** Instructions for the task **
Copy the data below verbatim, omitting the pictures.

** Material for this task **
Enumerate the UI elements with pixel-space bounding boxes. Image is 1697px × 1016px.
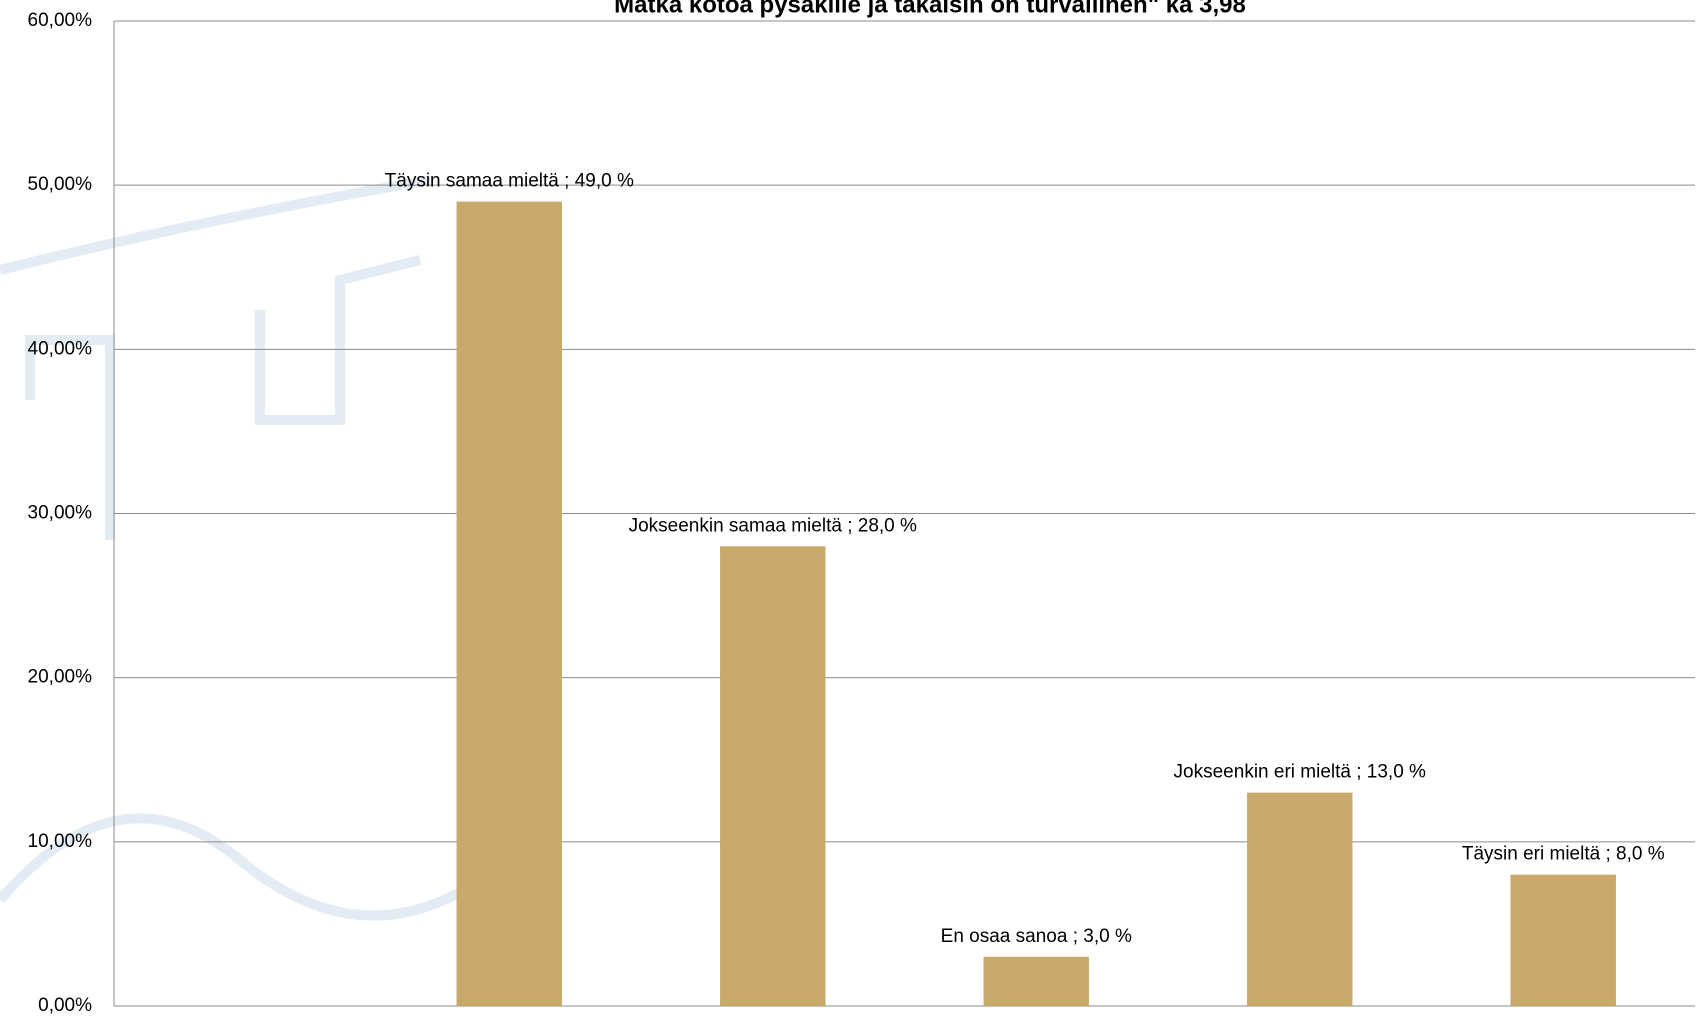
data-label: Jokseenkin eri mieltä ; 13,0 % [1174,762,1427,783]
y-tick-label: 30,00% [28,503,93,524]
bar [456,201,562,1007]
data-label: En osaa sanoa ; 3,0 % [941,926,1132,947]
y-tick-label: 60,00% [28,10,93,31]
data-label: Täysin samaa mieltä ; 49,0 % [385,171,634,192]
y-tick-label: 40,00% [28,338,93,359]
bar [1510,874,1616,1006]
bar [720,546,826,1006]
data-label: Jokseenkin samaa mieltä ; 28,0 % [629,515,917,536]
y-tick-label: 10,00% [28,831,93,852]
y-tick-label: 20,00% [28,667,93,688]
data-label: Täysin eri mieltä ; 8,0 % [1462,844,1665,865]
y-tick-label: 50,00% [28,174,93,195]
chart-title: Matka kotoa pysäkille ja takaisin on tur… [614,0,1246,18]
y-tick-label: 0,00% [38,995,92,1016]
watermark [0,175,483,921]
bar [983,956,1089,1006]
bar [1247,792,1353,1006]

** Response below **
Enumerate the UI elements with pixel-space bounding boxes. Image is 1697px × 1016px.
data-label: Jokseenkin eri mieltä ; 13,0 % [1174,762,1427,783]
y-tick-label: 30,00% [28,503,93,524]
bar [456,201,562,1007]
data-label: En osaa sanoa ; 3,0 % [941,926,1132,947]
y-tick-label: 60,00% [28,10,93,31]
data-label: Täysin samaa mieltä ; 49,0 % [385,171,634,192]
y-tick-label: 40,00% [28,338,93,359]
bar [1510,874,1616,1006]
bar [720,546,826,1006]
data-label: Jokseenkin samaa mieltä ; 28,0 % [629,515,917,536]
y-tick-label: 10,00% [28,831,93,852]
y-tick-label: 20,00% [28,667,93,688]
data-label: Täysin eri mieltä ; 8,0 % [1462,844,1665,865]
y-tick-label: 50,00% [28,174,93,195]
chart-title: Matka kotoa pysäkille ja takaisin on tur… [614,0,1246,18]
y-tick-label: 0,00% [38,995,92,1016]
watermark [0,175,483,921]
bar [983,956,1089,1006]
bar [1247,792,1353,1006]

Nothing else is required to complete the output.